Aim of the task> Pick out all lines in the listing holding the string "your" and copy them.

Source data>
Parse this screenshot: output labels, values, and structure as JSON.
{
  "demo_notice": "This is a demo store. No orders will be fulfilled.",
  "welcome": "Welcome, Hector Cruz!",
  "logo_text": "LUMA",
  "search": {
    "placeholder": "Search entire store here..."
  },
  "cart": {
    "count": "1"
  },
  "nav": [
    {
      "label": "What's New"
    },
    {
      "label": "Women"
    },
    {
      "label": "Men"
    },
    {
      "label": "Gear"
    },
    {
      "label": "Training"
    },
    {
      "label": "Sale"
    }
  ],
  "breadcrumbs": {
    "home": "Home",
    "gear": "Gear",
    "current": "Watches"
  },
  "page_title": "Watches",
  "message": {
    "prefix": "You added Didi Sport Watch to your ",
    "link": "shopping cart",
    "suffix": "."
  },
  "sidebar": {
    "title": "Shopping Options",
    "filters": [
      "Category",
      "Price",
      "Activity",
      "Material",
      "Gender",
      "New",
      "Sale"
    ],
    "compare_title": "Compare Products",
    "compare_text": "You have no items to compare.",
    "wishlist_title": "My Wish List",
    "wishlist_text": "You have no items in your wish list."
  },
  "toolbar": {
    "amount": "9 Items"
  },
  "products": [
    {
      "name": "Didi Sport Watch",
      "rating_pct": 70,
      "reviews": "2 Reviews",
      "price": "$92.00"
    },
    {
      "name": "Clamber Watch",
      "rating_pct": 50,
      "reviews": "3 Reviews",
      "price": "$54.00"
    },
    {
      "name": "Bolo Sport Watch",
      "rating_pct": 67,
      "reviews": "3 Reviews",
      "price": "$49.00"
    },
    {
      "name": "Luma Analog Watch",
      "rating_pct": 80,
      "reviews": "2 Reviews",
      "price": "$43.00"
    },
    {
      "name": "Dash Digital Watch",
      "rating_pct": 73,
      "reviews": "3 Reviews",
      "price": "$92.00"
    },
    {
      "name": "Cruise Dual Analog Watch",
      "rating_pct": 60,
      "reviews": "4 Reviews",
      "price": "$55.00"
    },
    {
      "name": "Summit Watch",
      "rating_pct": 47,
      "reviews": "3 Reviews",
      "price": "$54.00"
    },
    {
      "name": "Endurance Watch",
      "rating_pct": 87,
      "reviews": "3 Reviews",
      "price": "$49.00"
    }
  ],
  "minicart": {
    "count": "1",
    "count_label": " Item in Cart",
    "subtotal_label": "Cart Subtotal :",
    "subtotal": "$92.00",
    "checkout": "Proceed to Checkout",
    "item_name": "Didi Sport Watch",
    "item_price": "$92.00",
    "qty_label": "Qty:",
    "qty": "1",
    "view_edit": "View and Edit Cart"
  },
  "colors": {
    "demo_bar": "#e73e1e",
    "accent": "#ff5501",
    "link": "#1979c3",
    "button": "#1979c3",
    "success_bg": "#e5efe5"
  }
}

Output below>
    "prefix": "You added Didi Sport Watch to your ",
    "wishlist_text": "You have no items in your wish list."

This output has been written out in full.